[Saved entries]

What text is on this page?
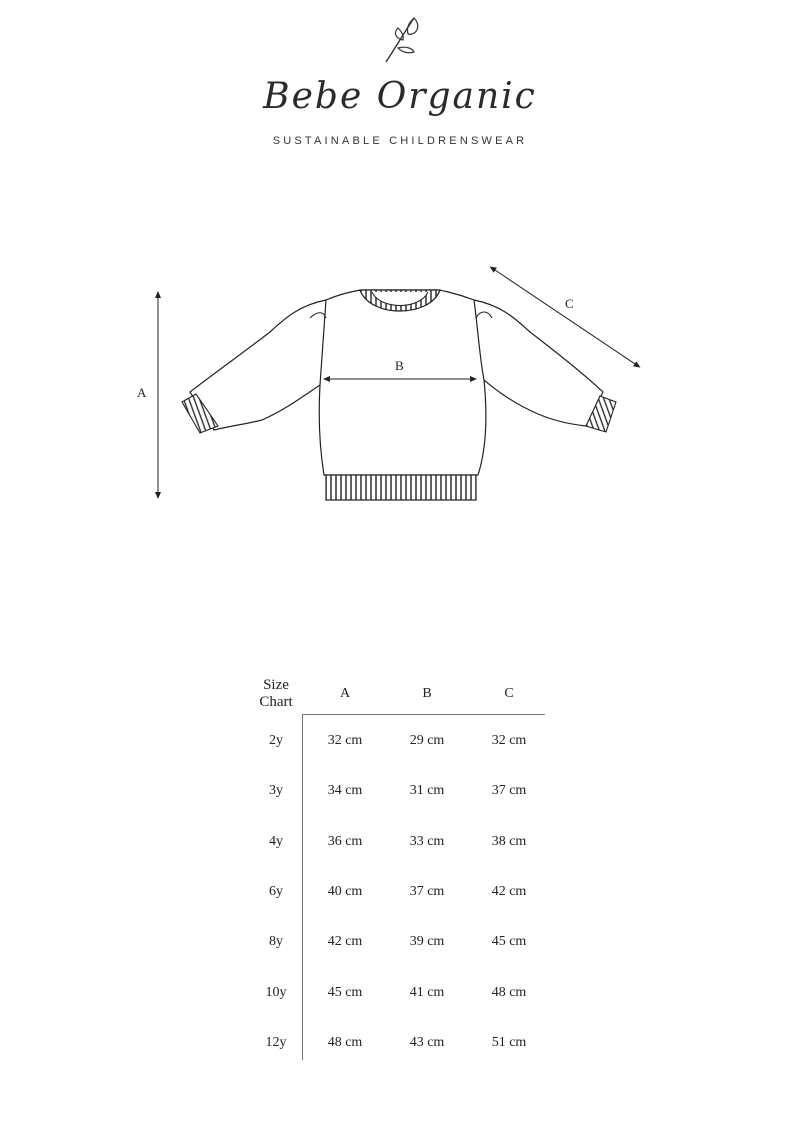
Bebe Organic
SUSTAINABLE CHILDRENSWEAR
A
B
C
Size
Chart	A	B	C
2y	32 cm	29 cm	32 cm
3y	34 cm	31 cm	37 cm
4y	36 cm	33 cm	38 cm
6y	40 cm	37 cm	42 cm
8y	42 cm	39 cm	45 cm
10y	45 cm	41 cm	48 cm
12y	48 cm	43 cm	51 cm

---

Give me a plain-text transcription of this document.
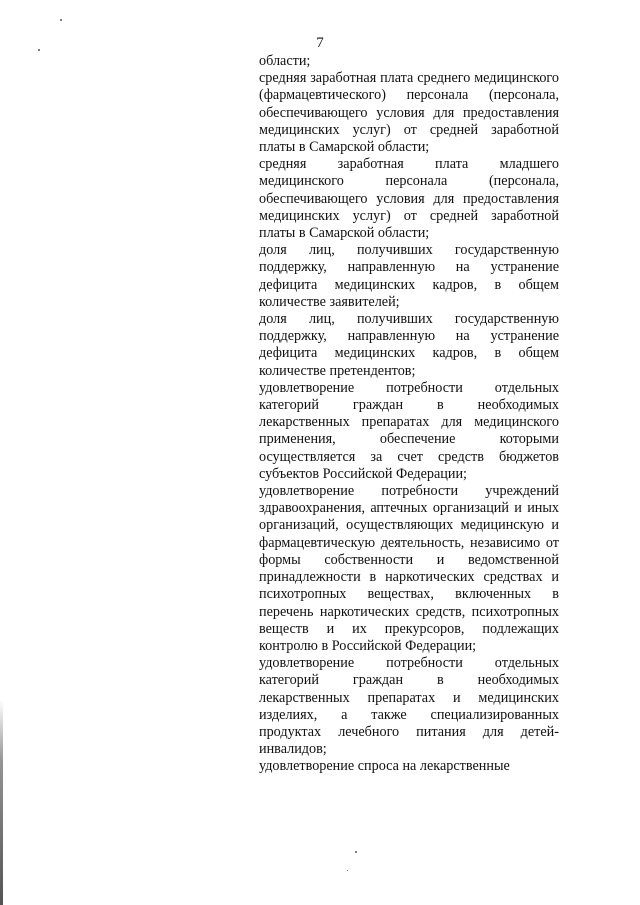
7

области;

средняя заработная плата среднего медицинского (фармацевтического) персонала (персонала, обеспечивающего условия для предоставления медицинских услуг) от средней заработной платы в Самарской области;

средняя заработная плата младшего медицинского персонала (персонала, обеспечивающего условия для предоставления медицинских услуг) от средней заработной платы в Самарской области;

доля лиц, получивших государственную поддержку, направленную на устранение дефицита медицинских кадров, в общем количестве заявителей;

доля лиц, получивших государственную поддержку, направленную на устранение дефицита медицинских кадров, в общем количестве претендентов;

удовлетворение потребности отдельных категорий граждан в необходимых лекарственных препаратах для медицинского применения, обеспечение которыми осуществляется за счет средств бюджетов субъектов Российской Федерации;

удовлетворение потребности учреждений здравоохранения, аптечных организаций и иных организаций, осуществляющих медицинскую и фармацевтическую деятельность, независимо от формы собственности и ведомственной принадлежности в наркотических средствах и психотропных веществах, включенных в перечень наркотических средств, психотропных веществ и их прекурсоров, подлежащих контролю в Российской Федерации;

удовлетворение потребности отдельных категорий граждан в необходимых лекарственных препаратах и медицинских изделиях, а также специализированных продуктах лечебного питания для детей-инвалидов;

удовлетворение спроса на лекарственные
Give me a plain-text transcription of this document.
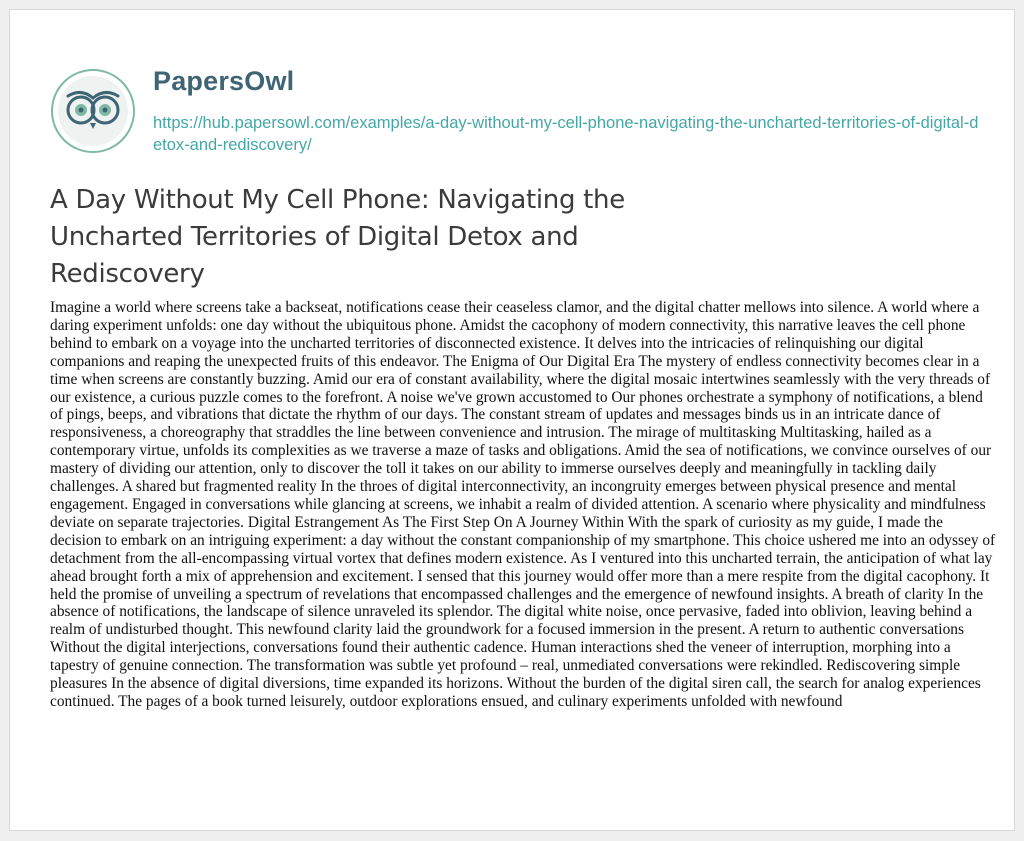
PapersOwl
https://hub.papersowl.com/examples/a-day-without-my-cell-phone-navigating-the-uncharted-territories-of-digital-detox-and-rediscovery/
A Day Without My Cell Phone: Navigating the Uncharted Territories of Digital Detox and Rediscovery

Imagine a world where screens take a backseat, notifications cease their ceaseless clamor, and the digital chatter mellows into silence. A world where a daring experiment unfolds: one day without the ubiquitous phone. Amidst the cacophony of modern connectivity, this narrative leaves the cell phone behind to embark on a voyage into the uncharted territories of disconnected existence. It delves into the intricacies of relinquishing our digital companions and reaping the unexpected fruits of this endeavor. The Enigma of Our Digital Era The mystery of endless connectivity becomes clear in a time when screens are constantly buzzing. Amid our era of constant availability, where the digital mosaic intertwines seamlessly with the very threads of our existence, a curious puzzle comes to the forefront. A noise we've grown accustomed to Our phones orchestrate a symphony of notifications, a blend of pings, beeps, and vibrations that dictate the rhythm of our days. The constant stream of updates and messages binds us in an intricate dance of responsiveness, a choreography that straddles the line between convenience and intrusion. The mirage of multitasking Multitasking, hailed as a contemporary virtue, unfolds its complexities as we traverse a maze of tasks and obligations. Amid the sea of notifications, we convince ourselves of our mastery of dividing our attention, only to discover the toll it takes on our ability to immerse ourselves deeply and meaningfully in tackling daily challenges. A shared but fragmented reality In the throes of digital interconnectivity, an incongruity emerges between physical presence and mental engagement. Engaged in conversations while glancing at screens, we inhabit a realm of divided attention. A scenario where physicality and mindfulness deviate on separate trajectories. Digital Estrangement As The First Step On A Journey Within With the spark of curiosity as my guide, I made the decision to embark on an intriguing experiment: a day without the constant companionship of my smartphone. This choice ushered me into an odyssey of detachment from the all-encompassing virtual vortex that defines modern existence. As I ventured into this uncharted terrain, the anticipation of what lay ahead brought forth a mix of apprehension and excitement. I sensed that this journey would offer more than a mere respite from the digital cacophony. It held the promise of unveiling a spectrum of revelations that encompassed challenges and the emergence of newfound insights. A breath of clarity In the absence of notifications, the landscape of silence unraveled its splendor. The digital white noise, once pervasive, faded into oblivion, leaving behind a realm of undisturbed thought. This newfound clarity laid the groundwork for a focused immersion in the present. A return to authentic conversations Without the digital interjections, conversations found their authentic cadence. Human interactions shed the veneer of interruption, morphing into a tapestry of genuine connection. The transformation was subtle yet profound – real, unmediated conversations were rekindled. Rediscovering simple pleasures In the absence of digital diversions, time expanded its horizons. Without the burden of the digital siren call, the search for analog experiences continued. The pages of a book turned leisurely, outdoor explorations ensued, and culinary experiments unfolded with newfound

WHAT IS ASKED:
Return every line containing "Федерации".

ANSWER TO THIS EXERCISE:
удовлетворение потребности отдельных категорий граждан в необходимых лекарственных препаратах для медицинского применения, обеспечение которыми осуществляется за счет средств бюджетов субъектов Российской Федерации;
удовлетворение потребности учреждений здравоохранения, аптечных организаций и иных организаций, осуществляющих медицинскую и фармацевтическую деятельность, независимо от формы собственности и ведомственной принадлежности в наркотических средствах и психотропных веществах, включенных в перечень наркотических средств, психотропных веществ и их прекурсоров, подлежащих контролю в Российской Федерации;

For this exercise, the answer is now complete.